* [TESTO DEL DOCUMENTO]:
***
A Roma molte scuole private hanno annunciato il ritorno al tempo pieno; nella pratica, però, l'orario ridotto resta prevalente, creando problemi organizzativi per le famiglie e limiti nell'offerta educativa.

Tempo pieno promesso, orario ridotto: la discrepanza nelle scuole private di Roma

Il tempo pieno nelle scuole private di Roma è spesso una promessa che si scontra con la realtà: annunciato come soluzione per conciliare lavoro e famiglia, si traduce in molti casi in orari ridotti o in avvii differiti a data incerta.

Nelle ultime settimane, genitori e operatori hanno segnalato che diverse strutture private, pur pubblicizzando lezioni pomeridiane e doposcuola, mantengono turni mattutini o rientri scaglionati. In alcune scuole il cosiddetto tempo pieno comincerà solo dopo settimane dall’inizio delle lezioni; in altre è condizionato al raggiungimento di un numero minimo di iscritti o alla disponibilità di personale aggiuntivo.

È una discrepanza che pesa sulla quotidianità: per molte famiglie romane l’organizzazione delle giornate lavorative si regge su promesse non sempre mantenute, con ricadute immediate su figure informali di cura, turni lavorativi e costi aggiuntivi per assistenza privata. Per i bambini, poi, l’assenza di un’offerta pomeridiana stabile significa meno opportunità di attività educative, sportive e di recupero, proprio quando il tempo pieno dovrebbe favorire equità e continuità educativa.
***
* [Righe estratte da una raccolta]:
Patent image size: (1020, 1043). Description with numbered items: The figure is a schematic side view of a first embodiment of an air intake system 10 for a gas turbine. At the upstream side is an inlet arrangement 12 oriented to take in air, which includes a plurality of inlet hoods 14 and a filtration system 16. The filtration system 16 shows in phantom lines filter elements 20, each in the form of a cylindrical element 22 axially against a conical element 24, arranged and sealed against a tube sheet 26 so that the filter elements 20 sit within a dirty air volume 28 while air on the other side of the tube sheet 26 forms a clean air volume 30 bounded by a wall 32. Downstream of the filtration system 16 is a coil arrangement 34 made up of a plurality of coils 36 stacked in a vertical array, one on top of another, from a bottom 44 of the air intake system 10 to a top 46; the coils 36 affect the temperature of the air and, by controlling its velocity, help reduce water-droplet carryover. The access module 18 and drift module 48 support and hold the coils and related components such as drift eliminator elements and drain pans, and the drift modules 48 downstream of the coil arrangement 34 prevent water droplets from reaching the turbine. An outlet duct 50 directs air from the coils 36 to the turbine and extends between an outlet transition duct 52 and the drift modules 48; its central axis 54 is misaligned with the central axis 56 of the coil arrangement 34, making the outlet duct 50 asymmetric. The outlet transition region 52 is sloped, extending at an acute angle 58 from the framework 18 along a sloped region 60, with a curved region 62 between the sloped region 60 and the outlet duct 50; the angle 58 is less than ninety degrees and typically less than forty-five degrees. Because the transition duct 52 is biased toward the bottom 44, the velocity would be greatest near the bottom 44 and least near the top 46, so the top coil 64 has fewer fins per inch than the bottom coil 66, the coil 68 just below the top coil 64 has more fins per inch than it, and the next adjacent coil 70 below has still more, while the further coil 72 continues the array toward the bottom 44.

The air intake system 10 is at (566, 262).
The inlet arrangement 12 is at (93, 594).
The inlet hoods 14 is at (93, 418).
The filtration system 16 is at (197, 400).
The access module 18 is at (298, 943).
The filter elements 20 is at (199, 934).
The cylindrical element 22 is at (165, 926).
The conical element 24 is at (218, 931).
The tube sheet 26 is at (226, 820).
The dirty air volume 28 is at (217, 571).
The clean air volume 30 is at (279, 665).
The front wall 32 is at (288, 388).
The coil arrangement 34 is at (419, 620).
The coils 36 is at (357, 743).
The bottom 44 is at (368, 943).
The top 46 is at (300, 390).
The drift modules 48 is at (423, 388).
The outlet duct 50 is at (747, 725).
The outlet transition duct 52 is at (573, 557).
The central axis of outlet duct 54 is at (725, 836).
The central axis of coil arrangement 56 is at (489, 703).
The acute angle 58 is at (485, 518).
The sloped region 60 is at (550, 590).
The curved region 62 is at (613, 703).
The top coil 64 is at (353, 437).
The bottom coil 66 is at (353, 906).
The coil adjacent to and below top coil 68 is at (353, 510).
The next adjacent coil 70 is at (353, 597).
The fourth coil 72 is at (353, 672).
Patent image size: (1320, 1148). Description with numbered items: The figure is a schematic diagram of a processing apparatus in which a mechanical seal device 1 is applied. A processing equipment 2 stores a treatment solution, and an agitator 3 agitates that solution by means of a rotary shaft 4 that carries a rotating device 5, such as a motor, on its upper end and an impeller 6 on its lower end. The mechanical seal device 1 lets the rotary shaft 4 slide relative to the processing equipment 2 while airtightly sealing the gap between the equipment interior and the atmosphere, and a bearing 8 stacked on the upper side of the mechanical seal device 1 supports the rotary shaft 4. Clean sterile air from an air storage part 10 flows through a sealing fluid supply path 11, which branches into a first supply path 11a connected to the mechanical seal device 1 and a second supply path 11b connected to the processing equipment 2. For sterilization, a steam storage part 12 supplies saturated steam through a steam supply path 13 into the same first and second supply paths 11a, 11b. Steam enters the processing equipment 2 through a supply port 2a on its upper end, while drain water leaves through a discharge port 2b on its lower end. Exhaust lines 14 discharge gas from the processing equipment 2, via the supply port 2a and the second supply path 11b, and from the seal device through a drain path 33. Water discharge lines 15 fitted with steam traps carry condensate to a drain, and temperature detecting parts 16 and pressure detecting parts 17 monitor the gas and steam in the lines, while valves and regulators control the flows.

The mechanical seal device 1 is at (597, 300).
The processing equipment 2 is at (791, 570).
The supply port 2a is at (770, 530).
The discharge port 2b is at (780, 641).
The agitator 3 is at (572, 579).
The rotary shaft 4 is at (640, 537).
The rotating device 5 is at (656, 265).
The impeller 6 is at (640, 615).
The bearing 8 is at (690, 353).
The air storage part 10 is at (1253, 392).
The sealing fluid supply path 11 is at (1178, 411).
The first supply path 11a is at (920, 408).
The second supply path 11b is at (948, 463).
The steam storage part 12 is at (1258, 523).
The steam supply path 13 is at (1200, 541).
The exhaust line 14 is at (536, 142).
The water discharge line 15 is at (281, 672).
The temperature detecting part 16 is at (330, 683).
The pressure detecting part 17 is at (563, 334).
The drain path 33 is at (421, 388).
***
* [CONSEGNA]: Prosegui l'articolo sul tempo pieno nelle scuole private di Roma, riprendendo subito dopo la sua ultima frase.

* [RISULTATO]:
La questione non è soltanto gestionale. La divergenza tra intenzione e attuazione mette in luce carenze di coordinamento tra le istituzioni locali, gli enti gestori delle strutture paritarie e le famiglie: mancano criteri uniformi per l’attivazione del tempo pieno, strumenti di monitoraggio e meccanismi concreti di sostegno economico per le scuole che intendono ampliare l’offerta. Senza regole chiare, la scelta rimane frammentata e ad accesso disomogeneo sul territorio cittadino.

Il Campidoglio e i Municipi hanno il dovere di dare risposte pratiche: rendere trasparente il calendario di attivazione del tempo pieno, prevedere incentivi temporanei per i doposcuola nelle paritarie, e attivare sportelli informativi per le famiglie. Allo stesso tempo le scuole private dovrebbero comunicare con chiarezza tempi, condizioni e costi, evitando annunci generici che generano false aspettative.

Nel frattempo, ai genitori resta un consiglio concreto: verificare per tempo orari e clausole contrattuali, chiedere chiarimenti scritti alle direzioni e rivolgersi ai servizi educativi dei Municipi per segnalare discrepanze. Il tempo pieno non può restare uno slogan: deve diventare un diritto effettivo e una scelta pianificata, non un optional a macchia di leopardo.